• YOUR TASK: Each entry has to be copied exactly, with nothing missed.

>>>

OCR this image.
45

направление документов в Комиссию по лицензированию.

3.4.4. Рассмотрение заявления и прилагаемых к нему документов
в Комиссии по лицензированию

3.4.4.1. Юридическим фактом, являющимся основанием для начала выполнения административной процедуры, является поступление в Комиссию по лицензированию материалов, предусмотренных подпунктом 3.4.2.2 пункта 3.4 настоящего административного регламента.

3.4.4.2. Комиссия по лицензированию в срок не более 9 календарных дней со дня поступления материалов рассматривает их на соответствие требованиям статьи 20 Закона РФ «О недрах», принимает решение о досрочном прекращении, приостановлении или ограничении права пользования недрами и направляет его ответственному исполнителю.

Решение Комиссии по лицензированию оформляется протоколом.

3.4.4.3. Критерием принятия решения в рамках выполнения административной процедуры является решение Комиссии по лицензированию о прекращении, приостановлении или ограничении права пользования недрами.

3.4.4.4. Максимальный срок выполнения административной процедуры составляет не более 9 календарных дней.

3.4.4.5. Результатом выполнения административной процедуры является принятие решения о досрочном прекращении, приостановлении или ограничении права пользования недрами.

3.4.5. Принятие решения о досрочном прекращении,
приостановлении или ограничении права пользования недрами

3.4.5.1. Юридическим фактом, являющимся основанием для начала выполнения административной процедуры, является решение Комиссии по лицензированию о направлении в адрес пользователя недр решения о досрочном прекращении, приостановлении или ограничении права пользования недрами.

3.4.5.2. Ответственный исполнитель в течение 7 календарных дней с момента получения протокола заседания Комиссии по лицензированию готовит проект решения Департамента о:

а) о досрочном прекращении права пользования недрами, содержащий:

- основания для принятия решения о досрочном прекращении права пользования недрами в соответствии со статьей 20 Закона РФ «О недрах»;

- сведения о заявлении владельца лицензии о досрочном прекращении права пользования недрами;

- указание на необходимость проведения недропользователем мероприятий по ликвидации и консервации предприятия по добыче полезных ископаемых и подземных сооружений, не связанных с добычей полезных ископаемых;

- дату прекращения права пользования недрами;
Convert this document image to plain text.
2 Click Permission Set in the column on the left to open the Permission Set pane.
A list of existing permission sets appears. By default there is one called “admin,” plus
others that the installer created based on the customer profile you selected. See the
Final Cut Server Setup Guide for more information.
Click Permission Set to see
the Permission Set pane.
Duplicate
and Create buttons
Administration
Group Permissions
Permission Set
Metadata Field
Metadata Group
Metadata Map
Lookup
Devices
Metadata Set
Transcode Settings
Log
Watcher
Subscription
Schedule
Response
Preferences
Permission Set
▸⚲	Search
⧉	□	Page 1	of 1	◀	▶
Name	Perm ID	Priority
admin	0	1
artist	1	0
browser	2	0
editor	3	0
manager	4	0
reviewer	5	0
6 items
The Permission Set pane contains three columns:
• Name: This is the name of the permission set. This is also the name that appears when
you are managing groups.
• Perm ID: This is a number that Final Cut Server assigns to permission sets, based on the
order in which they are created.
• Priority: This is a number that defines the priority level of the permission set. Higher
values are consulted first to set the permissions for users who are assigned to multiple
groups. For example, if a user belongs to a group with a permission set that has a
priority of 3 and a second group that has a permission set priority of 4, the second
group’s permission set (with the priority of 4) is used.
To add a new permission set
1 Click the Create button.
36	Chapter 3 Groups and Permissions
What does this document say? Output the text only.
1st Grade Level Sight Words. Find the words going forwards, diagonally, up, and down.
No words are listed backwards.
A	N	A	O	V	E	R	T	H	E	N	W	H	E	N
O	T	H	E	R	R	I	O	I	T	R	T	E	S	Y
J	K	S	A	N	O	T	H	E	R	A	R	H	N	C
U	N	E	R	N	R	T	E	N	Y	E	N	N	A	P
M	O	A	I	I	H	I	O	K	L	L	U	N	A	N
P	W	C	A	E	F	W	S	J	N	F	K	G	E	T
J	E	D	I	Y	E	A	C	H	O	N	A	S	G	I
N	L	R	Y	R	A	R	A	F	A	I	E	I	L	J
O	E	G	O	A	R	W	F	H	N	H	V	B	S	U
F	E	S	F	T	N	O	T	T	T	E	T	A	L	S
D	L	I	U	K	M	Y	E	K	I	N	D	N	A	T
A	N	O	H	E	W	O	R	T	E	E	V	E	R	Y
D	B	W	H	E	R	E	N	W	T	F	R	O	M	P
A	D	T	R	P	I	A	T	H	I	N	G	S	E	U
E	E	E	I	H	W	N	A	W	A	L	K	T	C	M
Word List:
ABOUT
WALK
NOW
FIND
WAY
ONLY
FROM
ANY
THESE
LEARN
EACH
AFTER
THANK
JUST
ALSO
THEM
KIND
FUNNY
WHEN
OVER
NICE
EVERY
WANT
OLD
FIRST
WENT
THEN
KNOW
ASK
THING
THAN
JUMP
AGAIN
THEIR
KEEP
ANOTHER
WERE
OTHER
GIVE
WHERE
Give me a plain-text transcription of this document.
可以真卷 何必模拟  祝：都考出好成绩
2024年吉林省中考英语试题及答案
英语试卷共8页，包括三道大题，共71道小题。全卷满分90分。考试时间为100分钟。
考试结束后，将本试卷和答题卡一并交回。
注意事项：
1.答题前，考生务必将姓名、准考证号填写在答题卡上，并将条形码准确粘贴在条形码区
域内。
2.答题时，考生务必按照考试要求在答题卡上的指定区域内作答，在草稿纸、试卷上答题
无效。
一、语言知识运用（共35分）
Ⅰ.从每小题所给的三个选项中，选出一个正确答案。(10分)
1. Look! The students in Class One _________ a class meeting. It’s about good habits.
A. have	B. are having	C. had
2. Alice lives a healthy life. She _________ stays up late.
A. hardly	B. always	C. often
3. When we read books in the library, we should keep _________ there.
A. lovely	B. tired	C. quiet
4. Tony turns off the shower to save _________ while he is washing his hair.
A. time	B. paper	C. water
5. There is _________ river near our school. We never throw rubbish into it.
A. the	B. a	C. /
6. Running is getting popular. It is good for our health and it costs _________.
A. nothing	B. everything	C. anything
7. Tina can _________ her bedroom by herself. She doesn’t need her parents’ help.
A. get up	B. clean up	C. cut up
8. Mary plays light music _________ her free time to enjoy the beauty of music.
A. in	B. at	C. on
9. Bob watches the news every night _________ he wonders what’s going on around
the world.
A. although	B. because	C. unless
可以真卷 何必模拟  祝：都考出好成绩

<<<

• TASK RESPONSE:
OCR this image.
45

направление документов в Комиссию по лицензированию.

3.4.4. Рассмотрение заявления и прилагаемых к нему документов
в Комиссии по лицензированию

3.4.4.1. Юридическим фактом, являющимся основанием для начала выполнения административной процедуры, является поступление в Комиссию по лицензированию материалов, предусмотренных подпунктом 3.4.2.2 пункта 3.4 настоящего административного регламента.

3.4.4.2. Комиссия по лицензированию в срок не более 9 календарных дней со дня поступления материалов рассматривает их на соответствие требованиям статьи 20 Закона РФ «О недрах», принимает решение о досрочном прекращении, приостановлении или ограничении права пользования недрами и направляет его ответственному исполнителю.

Решение Комиссии по лицензированию оформляется протоколом.

3.4.4.3. Критерием принятия решения в рамках выполнения административной процедуры является решение Комиссии по лицензированию о прекращении, приостановлении или ограничении права пользования недрами.

3.4.4.4. Максимальный срок выполнения административной процедуры составляет не более 9 календарных дней.

3.4.4.5. Результатом выполнения административной процедуры является принятие решения о досрочном прекращении, приостановлении или ограничении права пользования недрами.

3.4.5. Принятие решения о досрочном прекращении,
приостановлении или ограничении права пользования недрами

3.4.5.1. Юридическим фактом, являющимся основанием для начала выполнения административной процедуры, является решение Комиссии по лицензированию о направлении в адрес пользователя недр решения о досрочном прекращении, приостановлении или ограничении права пользования недрами.

3.4.5.2. Ответственный исполнитель в течение 7 календарных дней с момента получения протокола заседания Комиссии по лицензированию готовит проект решения Департамента о:

а) о досрочном прекращении права пользования недрами, содержащий:

- основания для принятия решения о досрочном прекращении права пользования недрами в соответствии со статьей 20 Закона РФ «О недрах»;

- сведения о заявлении владельца лицензии о досрочном прекращении права пользования недрами;

- указание на необходимость проведения недропользователем мероприятий по ликвидации и консервации предприятия по добыче полезных ископаемых и подземных сооружений, не связанных с добычей полезных ископаемых;

- дату прекращения права пользования недрами;
Convert this document image to plain text.
2 Click Permission Set in the column on the left to open the Permission Set pane.
A list of existing permission sets appears. By default there is one called “admin,” plus
others that the installer created based on the customer profile you selected. See the
Final Cut Server Setup Guide for more information.
Click Permission Set to see
the Permission Set pane.
Duplicate
and Create buttons
Administration
Group Permissions
Permission Set
Metadata Field
Metadata Group
Metadata Map
Lookup
Devices
Metadata Set
Transcode Settings
Log
Watcher
Subscription
Schedule
Response
Preferences
Permission Set
▸⚲	Search
⧉	□	Page 1	of 1	◀	▶
Name	Perm ID	Priority
admin	0	1
artist	1	0
browser	2	0
editor	3	0
manager	4	0
reviewer	5	0
6 items
The Permission Set pane contains three columns:
• Name: This is the name of the permission set. This is also the name that appears when
you are managing groups.
• Perm ID: This is a number that Final Cut Server assigns to permission sets, based on the
order in which they are created.
• Priority: This is a number that defines the priority level of the permission set. Higher
values are consulted first to set the permissions for users who are assigned to multiple
groups. For example, if a user belongs to a group with a permission set that has a
priority of 3 and a second group that has a permission set priority of 4, the second
group’s permission set (with the priority of 4) is used.
To add a new permission set
1 Click the Create button.
36	Chapter 3 Groups and Permissions
What does this document say? Output the text only.
1st Grade Level Sight Words. Find the words going forwards, diagonally, up, and down.
No words are listed backwards.
A	N	A	O	V	E	R	T	H	E	N	W	H	E	N
O	T	H	E	R	R	I	O	I	T	R	T	E	S	Y
J	K	S	A	N	O	T	H	E	R	A	R	H	N	C
U	N	E	R	N	R	T	E	N	Y	E	N	N	A	P
M	O	A	I	I	H	I	O	K	L	L	U	N	A	N
P	W	C	A	E	F	W	S	J	N	F	K	G	E	T
J	E	D	I	Y	E	A	C	H	O	N	A	S	G	I
N	L	R	Y	R	A	R	A	F	A	I	E	I	L	J
O	E	G	O	A	R	W	F	H	N	H	V	B	S	U
F	E	S	F	T	N	O	T	T	T	E	T	A	L	S
D	L	I	U	K	M	Y	E	K	I	N	D	N	A	T
A	N	O	H	E	W	O	R	T	E	E	V	E	R	Y
D	B	W	H	E	R	E	N	W	T	F	R	O	M	P
A	D	T	R	P	I	A	T	H	I	N	G	S	E	U
E	E	E	I	H	W	N	A	W	A	L	K	T	C	M
Word List:
ABOUT
WALK
NOW
FIND
WAY
ONLY
FROM
ANY
THESE
LEARN
EACH
AFTER
THANK
JUST
ALSO
THEM
KIND
FUNNY
WHEN
OVER
NICE
EVERY
WANT
OLD
FIRST
WENT
THEN
KNOW
ASK
THING
THAN
JUMP
AGAIN
THEIR
KEEP
ANOTHER
WERE
OTHER
GIVE
WHERE
Give me a plain-text transcription of this document.
可以真卷 何必模拟  祝：都考出好成绩
2024年吉林省中考英语试题及答案
英语试卷共8页，包括三道大题，共71道小题。全卷满分90分。考试时间为100分钟。
考试结束后，将本试卷和答题卡一并交回。
注意事项：
1.答题前，考生务必将姓名、准考证号填写在答题卡上，并将条形码准确粘贴在条形码区
域内。
2.答题时，考生务必按照考试要求在答题卡上的指定区域内作答，在草稿纸、试卷上答题
无效。
一、语言知识运用（共35分）
Ⅰ.从每小题所给的三个选项中，选出一个正确答案。(10分)
1. Look! The students in Class One _________ a class meeting. It’s about good habits.
A. have	B. are having	C. had
2. Alice lives a healthy life. She _________ stays up late.
A. hardly	B. always	C. often
3. When we read books in the library, we should keep _________ there.
A. lovely	B. tired	C. quiet
4. Tony turns off the shower to save _________ while he is washing his hair.
A. time	B. paper	C. water
5. There is _________ river near our school. We never throw rubbish into it.
A. the	B. a	C. /
6. Running is getting popular. It is good for our health and it costs _________.
A. nothing	B. everything	C. anything
7. Tina can _________ her bedroom by herself. She doesn’t need her parents’ help.
A. get up	B. clean up	C. cut up
8. Mary plays light music _________ her free time to enjoy the beauty of music.
A. in	B. at	C. on
9. Bob watches the news every night _________ he wonders what’s going on around
the world.
A. although	B. because	C. unless
可以真卷 何必模拟  祝：都考出好成绩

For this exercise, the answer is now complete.